JOB ▸
Look through the records below and collect all lines that hold the string "Recall".

LISTED ENTRIES ▸
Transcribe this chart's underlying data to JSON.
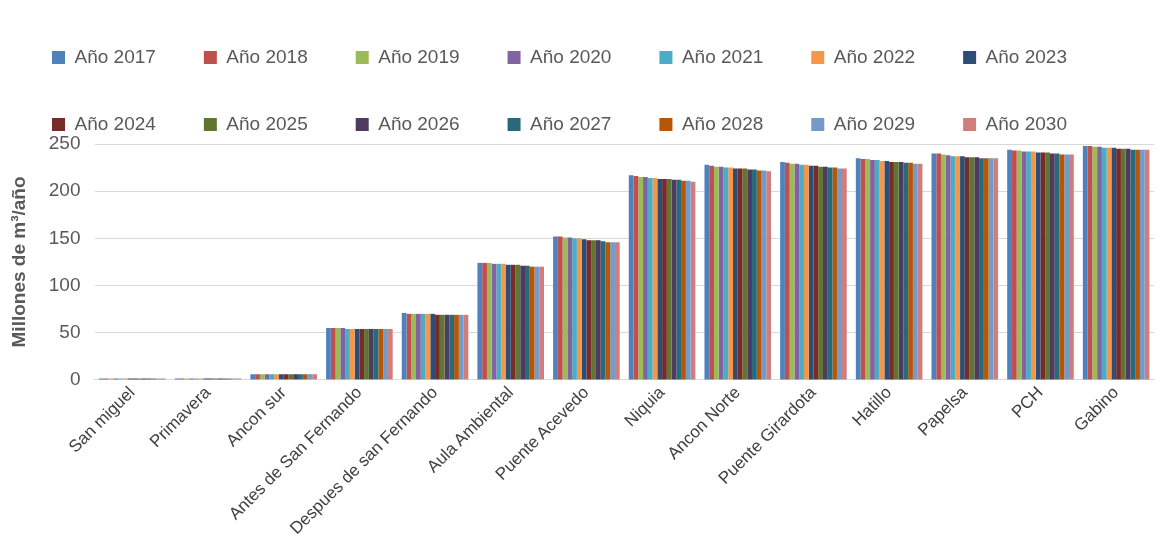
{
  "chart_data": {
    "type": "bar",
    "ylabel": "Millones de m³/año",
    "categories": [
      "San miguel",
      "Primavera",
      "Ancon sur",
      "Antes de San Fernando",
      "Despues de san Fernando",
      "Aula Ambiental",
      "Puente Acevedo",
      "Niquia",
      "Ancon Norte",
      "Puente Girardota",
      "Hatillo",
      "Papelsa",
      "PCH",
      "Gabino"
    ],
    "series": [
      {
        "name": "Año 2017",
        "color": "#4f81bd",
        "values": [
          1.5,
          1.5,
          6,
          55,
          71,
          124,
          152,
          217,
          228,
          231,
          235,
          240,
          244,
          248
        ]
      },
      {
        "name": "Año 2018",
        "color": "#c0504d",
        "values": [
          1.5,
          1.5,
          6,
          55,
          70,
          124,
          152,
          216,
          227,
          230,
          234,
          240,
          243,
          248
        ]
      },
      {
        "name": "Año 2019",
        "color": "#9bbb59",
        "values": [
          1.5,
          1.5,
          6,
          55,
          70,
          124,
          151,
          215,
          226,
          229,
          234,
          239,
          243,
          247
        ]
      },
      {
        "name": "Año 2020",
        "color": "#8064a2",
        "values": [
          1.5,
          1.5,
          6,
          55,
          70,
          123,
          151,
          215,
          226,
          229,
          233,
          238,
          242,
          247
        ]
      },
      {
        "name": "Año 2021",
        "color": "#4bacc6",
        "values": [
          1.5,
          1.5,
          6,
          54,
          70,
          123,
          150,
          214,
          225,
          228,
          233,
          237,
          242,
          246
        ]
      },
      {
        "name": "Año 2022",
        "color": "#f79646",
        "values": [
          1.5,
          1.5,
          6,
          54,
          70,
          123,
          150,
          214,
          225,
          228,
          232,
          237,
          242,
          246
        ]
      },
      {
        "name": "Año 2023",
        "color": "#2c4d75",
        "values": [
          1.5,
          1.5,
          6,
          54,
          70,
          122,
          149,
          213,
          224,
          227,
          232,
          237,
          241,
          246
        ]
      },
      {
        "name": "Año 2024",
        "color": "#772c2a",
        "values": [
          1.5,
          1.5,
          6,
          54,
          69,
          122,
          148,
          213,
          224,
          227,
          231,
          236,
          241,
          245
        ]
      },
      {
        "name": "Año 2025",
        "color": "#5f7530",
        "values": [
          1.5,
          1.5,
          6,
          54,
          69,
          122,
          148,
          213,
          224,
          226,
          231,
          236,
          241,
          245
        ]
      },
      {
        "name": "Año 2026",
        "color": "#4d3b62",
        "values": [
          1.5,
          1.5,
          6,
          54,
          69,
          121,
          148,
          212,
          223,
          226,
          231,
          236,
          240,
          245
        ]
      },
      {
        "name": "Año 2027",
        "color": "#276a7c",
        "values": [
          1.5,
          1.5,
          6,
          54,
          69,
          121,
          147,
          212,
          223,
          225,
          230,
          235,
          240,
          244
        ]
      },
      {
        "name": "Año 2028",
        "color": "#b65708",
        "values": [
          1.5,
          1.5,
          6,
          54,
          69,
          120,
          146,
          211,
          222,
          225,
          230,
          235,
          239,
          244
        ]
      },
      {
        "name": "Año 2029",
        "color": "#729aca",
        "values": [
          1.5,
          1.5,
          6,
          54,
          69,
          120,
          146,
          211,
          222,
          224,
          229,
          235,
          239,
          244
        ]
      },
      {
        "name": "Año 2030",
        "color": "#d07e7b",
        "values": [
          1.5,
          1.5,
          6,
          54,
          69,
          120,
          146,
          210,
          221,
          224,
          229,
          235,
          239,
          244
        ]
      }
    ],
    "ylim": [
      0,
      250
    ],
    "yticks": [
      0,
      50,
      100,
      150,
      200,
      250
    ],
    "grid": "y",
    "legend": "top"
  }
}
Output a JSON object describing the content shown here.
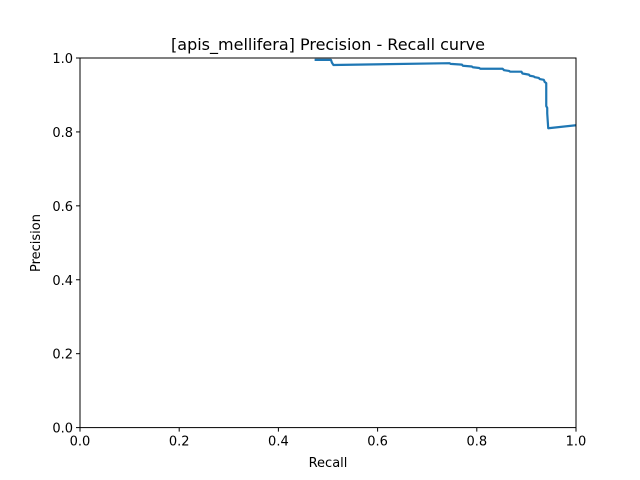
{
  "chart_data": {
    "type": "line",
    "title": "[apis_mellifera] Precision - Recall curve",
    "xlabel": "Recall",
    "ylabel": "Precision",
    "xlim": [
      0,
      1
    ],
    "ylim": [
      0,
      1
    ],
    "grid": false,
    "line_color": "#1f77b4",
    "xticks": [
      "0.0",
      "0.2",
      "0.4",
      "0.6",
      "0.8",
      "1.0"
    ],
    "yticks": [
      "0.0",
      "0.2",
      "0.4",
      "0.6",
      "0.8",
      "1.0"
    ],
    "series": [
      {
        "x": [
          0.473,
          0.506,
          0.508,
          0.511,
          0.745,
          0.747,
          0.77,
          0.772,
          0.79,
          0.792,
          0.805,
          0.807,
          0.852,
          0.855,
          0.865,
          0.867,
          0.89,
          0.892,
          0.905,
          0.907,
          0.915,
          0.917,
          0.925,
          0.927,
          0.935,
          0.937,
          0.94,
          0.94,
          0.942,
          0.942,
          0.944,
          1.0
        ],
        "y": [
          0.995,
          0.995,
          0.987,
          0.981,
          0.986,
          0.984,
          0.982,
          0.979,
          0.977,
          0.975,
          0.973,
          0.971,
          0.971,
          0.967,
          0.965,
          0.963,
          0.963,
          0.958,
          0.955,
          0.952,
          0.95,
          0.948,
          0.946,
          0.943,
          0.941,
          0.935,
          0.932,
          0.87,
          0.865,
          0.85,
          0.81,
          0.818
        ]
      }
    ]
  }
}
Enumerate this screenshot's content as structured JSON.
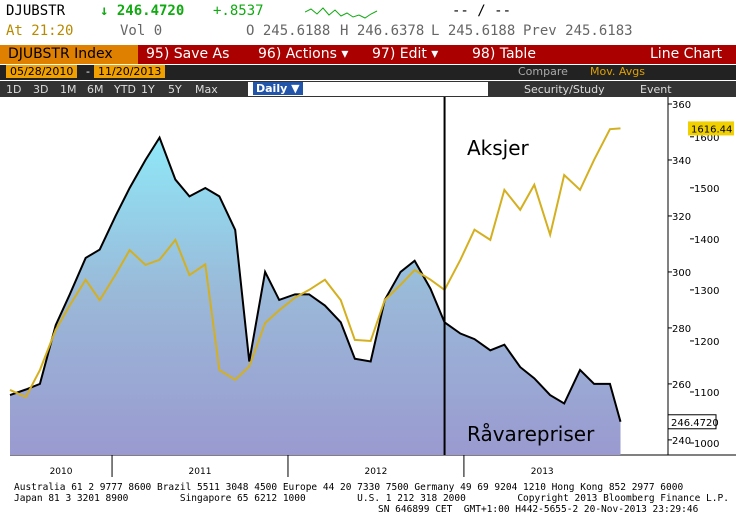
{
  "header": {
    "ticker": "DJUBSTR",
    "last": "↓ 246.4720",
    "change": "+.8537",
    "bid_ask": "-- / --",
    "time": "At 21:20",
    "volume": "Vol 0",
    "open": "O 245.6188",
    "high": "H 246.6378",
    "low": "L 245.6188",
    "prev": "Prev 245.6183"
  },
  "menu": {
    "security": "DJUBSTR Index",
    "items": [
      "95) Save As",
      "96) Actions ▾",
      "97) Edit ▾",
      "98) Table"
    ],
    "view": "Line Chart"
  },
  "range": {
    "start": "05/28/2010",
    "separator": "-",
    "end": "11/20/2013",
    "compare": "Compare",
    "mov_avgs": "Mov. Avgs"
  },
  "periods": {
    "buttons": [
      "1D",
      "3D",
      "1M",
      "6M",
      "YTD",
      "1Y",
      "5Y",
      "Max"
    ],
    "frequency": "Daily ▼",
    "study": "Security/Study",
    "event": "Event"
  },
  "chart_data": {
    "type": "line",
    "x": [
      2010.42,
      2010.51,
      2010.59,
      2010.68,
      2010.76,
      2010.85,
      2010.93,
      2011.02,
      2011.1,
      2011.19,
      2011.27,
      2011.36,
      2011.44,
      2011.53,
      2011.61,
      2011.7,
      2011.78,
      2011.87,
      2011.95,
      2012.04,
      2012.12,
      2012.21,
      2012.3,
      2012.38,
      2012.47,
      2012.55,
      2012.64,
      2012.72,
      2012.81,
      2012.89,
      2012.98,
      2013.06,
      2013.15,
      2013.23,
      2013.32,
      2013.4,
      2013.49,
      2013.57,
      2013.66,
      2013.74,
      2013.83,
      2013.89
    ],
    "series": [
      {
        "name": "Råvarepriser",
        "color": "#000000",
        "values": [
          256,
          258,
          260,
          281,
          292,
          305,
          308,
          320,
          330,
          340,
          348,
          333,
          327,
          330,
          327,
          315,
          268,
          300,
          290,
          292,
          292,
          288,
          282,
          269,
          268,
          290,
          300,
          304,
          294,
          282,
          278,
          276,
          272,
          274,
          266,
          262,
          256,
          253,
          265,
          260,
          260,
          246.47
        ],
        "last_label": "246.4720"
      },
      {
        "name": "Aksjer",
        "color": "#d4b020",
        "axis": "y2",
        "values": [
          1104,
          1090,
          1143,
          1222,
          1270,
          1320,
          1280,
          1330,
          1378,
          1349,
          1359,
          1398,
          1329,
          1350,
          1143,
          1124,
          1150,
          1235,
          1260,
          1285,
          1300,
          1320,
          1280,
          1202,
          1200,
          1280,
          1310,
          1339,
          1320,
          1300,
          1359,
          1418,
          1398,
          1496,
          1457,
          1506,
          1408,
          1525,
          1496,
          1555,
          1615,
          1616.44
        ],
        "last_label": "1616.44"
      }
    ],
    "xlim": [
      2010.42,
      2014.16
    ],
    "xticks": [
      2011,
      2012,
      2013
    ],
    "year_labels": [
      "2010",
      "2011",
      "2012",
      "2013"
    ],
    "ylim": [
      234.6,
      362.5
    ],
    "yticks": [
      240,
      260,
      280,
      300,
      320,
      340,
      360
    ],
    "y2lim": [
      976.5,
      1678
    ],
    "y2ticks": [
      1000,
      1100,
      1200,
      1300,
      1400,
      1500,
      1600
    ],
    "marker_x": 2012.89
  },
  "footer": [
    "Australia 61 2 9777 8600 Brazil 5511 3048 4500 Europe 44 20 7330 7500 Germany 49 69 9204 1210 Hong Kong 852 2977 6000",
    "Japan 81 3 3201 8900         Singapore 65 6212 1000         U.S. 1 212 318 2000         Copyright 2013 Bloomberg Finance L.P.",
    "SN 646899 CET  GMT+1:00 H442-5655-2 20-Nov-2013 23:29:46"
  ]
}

CORRECT RESPONSE ▸
    "title": "[apis_mellifera] Precision - Recall curve",
    "xlabel": "Recall",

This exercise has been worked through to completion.